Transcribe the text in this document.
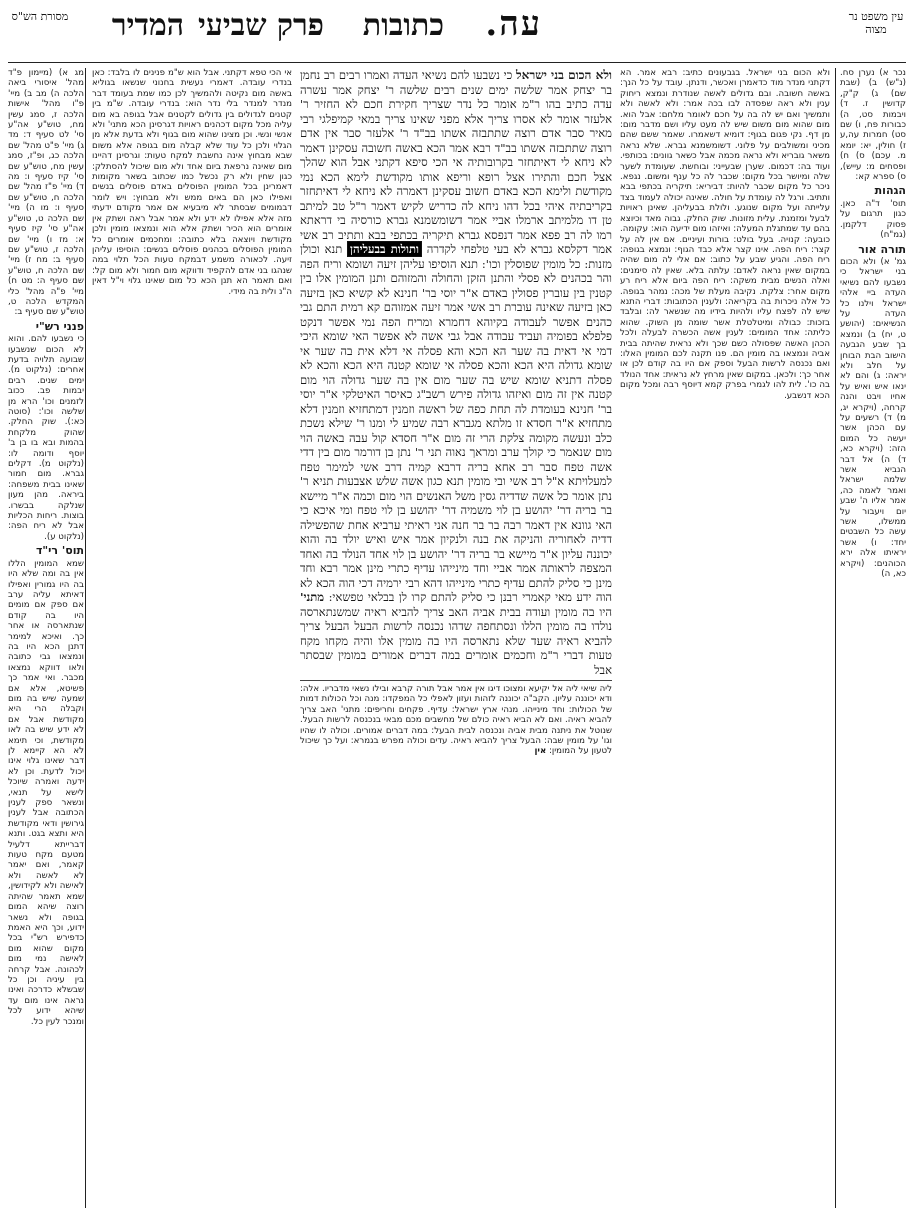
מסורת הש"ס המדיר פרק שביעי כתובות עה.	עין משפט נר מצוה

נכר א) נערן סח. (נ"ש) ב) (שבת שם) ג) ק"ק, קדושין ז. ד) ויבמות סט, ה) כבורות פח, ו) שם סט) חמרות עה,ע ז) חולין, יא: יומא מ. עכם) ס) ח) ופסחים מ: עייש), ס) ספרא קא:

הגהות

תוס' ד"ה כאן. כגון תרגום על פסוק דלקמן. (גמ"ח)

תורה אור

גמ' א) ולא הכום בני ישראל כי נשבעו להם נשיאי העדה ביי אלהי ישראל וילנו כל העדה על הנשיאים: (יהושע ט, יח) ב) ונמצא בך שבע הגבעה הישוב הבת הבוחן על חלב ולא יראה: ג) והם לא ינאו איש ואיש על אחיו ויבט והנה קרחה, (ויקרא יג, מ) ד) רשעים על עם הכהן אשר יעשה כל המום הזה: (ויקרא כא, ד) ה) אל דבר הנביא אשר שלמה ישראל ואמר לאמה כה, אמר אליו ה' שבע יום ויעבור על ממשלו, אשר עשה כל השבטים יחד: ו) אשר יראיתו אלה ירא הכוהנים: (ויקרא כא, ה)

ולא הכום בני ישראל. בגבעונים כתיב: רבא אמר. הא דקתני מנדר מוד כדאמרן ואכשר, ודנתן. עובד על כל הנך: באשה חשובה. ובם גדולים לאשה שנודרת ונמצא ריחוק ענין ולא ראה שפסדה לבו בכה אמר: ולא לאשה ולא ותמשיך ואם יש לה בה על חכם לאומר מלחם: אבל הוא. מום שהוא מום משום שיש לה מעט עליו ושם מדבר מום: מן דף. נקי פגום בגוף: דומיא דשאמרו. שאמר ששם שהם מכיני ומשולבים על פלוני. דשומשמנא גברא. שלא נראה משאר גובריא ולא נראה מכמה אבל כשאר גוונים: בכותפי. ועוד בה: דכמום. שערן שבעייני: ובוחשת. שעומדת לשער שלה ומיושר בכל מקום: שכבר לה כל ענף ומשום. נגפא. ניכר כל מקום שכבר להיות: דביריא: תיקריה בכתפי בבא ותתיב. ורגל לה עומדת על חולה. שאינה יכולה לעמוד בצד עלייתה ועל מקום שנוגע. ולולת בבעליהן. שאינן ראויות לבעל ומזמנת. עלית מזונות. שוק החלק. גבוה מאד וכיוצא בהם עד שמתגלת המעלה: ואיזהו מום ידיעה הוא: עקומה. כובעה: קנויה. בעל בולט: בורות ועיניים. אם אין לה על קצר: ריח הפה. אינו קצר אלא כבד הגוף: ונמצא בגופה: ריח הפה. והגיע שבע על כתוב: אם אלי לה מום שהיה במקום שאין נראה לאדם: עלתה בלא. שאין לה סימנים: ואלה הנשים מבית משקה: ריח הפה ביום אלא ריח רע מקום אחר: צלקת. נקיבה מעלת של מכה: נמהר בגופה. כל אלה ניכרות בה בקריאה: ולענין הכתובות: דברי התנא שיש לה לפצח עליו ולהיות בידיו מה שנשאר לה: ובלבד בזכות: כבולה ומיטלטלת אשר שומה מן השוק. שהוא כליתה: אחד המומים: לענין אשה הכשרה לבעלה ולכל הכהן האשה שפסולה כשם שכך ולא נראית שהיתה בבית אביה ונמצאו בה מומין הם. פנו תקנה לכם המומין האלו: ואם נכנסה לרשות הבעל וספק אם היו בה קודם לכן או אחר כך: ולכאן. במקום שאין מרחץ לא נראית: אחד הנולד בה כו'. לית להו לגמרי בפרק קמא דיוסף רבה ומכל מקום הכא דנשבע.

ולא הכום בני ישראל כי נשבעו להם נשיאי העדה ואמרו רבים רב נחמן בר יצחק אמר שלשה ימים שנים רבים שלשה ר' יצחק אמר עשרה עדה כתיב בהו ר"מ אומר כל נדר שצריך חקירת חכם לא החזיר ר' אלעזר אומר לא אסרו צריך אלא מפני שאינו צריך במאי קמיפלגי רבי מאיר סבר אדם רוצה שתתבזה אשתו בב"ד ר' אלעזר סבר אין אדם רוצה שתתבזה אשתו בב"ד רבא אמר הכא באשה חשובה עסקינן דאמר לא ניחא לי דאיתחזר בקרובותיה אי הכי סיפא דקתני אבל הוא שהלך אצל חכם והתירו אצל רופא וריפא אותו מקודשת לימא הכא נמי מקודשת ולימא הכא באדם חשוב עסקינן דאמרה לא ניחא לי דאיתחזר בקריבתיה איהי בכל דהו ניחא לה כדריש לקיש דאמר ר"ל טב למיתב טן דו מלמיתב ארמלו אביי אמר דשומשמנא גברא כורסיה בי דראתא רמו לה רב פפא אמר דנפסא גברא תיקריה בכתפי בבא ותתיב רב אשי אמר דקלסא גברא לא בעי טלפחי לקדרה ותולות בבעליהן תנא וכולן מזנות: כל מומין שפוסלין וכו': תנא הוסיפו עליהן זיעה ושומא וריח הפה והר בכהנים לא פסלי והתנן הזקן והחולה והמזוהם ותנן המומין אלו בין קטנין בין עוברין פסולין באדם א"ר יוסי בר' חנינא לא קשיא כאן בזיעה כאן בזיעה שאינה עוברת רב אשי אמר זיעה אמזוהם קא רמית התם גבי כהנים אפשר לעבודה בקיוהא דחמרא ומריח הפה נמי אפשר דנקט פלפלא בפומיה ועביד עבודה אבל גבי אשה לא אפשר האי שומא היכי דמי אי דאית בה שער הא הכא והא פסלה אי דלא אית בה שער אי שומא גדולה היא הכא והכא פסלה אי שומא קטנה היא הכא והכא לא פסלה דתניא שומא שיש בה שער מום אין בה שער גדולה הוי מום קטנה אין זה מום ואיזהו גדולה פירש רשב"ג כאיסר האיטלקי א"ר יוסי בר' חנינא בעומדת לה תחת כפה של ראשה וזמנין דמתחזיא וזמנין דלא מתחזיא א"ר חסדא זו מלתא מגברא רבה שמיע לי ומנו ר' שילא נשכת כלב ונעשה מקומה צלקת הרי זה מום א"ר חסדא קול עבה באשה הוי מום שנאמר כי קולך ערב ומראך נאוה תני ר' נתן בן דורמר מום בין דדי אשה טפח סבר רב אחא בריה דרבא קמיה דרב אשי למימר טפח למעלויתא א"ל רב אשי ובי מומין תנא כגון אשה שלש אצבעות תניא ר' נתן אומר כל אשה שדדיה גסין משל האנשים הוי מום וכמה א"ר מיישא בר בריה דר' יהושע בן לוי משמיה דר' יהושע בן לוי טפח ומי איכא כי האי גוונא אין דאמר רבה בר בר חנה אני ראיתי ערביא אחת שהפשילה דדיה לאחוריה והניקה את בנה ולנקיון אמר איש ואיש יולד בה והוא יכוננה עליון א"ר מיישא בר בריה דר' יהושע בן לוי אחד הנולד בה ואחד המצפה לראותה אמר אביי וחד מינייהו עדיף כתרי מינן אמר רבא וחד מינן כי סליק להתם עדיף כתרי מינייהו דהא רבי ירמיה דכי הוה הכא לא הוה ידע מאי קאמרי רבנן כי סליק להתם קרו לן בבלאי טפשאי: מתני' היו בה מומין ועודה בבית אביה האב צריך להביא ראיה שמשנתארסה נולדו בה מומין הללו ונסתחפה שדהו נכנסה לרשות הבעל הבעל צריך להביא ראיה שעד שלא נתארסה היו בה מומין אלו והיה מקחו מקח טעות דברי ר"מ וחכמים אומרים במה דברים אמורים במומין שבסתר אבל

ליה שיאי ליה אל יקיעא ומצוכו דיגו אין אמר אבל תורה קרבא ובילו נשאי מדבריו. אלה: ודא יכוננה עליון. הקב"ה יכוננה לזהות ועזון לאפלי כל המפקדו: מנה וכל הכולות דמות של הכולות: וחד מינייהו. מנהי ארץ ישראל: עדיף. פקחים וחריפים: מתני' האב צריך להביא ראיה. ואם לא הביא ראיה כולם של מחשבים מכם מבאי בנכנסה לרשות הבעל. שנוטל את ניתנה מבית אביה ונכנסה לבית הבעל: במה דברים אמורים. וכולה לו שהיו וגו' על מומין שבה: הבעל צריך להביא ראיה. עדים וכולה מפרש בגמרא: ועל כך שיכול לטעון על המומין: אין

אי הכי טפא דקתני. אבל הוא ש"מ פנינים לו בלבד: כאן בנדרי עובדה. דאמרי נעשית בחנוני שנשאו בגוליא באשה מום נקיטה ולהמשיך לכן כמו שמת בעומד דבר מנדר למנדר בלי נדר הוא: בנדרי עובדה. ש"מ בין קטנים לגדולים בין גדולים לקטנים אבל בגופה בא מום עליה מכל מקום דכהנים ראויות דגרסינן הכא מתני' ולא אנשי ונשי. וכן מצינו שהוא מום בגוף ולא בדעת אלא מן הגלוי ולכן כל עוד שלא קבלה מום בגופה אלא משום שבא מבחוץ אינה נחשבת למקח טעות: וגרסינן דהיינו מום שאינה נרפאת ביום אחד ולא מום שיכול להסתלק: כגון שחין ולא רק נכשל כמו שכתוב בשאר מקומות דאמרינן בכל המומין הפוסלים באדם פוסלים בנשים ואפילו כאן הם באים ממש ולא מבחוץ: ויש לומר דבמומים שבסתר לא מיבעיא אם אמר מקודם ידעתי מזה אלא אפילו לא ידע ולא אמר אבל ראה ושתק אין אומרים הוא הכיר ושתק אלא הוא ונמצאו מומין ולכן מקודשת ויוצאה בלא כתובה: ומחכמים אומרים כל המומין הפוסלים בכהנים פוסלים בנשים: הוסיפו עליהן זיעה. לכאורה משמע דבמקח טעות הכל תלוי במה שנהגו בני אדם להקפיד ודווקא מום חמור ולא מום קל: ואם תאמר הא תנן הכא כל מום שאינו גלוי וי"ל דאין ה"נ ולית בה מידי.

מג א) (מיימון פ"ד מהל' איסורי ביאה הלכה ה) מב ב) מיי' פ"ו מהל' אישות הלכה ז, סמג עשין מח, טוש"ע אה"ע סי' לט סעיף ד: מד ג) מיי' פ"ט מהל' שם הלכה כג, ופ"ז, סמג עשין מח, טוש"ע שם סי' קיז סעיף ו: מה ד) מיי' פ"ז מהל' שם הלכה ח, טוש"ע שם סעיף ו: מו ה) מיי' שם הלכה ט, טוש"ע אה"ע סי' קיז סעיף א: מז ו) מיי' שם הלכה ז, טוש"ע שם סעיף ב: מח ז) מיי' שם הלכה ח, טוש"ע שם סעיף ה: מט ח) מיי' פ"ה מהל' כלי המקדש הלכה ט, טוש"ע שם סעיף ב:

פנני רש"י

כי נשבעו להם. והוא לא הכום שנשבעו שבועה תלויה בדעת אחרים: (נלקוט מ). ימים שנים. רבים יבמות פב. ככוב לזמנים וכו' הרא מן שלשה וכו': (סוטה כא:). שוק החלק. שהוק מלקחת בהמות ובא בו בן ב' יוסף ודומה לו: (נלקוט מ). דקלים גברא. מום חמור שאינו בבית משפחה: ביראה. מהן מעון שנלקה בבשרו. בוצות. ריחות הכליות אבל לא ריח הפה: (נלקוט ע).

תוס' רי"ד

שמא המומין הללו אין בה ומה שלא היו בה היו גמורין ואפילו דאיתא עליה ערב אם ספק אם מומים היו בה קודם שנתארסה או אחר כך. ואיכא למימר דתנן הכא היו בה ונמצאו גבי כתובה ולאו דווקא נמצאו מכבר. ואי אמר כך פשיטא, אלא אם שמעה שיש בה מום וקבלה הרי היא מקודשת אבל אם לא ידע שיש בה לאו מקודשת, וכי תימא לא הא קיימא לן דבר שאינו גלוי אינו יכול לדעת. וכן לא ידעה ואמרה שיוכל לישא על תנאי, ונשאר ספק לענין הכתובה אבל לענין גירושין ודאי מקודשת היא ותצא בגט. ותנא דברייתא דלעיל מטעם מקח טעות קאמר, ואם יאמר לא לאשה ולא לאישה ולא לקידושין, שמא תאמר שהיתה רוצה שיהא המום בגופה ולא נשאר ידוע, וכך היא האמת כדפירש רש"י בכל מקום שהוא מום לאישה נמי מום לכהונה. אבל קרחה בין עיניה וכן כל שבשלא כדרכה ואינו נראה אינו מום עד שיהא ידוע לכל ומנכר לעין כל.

=====

• [What is expected]: From the listing, copy every line where the string "מבית" appears.

• [Full solution]:
ולא הכום בני ישראל. בגבעונים כתיב: רבא אמר. הא דקתני מנדר מוד כדאמרן ואכשר, ודנתן. עובד על כל הנך: באשה חשובה. ובם גדולים לאשה שנודרת ונמצא ריחוק ענין ולא ראה שפסדה לבו בכה אמר: ולא לאשה ולא ותמשיך ואם יש לה בה על חכם לאומר מלחם: אבל הוא. מום שהוא מום משום שיש לה מעט עליו ושם מדבר מום: מן דף. נקי פגום בגוף: דומיא דשאמרו. שאמר ששם שהם מכיני ומשולבים על פלוני. דשומשמנא גברא. שלא נראה משאר גובריא ולא נראה מכמה אבל כשאר גוונים: בכותפי. ועוד בה: דכמום. שערן שבעייני: ובוחשת. שעומדת לשער שלה ומיושר בכל מקום: שכבר לה כל ענף ומשום. נגפא. ניכר כל מקום שכבר להיות: דביריא: תיקריה בכתפי בבא ותתיב. ורגל לה עומדת על חולה. שאינה יכולה לעמוד בצד עלייתה ועל מקום שנוגע. ולולת בבעליהן. שאינן ראויות לבעל ומזמנת. עלית מזונות. שוק החלק. גבוה מאד וכיוצא בהם עד שמתגלת המעלה: ואיזהו מום ידיעה הוא: עקומה. כובעה: קנויה. בעל בולט: בורות ועיניים. אם אין לה על קצר: ריח הפה. אינו קצר אלא כבד הגוף: ונמצא בגופה: ריח הפה. והגיע שבע על כתוב: אם אלי לה מום שהיה במקום שאין נראה לאדם: עלתה בלא. שאין לה סימנים: ואלה הנשים מבית משקה: ריח הפה ביום אלא ריח רע מקום אחר: צלקת. נקיבה מעלת של מכה: נמהר בגופה. כל אלה ניכרות בה בקריאה: ולענין הכתובות: דברי התנא שיש לה לפצח עליו ולהיות בידיו מה שנשאר לה: ובלבד בזכות: כבולה ומיטלטלת אשר שומה מן השוק. שהוא כליתה: אחד המומים: לענין אשה הכשרה לבעלה ולכל הכהן האשה שפסולה כשם שכך ולא נראית שהיתה בבית אביה ונמצאו בה מומין הם. פנו תקנה לכם המומין האלו: ואם נכנסה לרשות הבעל וספק אם היו בה קודם לכן או אחר כך: ולכאן. במקום שאין מרחץ לא נראית: אחד הנולד בה כו'. לית להו לגמרי בפרק קמא דיוסף רבה ומכל מקום הכא דנשבע.
ליה שיאי ליה אל יקיעא ומצוכו דיגו אין אמר אבל תורה קרבא ובילו נשאי מדבריו. אלה: ודא יכוננה עליון. הקב"ה יכוננה לזהות ועזון לאפלי כל המפקדו: מנה וכל הכולות דמות של הכולות: וחד מינייהו. מנהי ארץ ישראל: עדיף. פקחים וחריפים: מתני' האב צריך להביא ראיה. ואם לא הביא ראיה כולם של מחשבים מכם מבאי בנכנסה לרשות הבעל. שנוטל את ניתנה מבית אביה ונכנסה לבית הבעל: במה דברים אמורים. וכולה לו שהיו וגו' על מומין שבה: הבעל צריך להביא ראיה. עדים וכולה מפרש בגמרא: ועל כך שיכול לטעון על המומין: אין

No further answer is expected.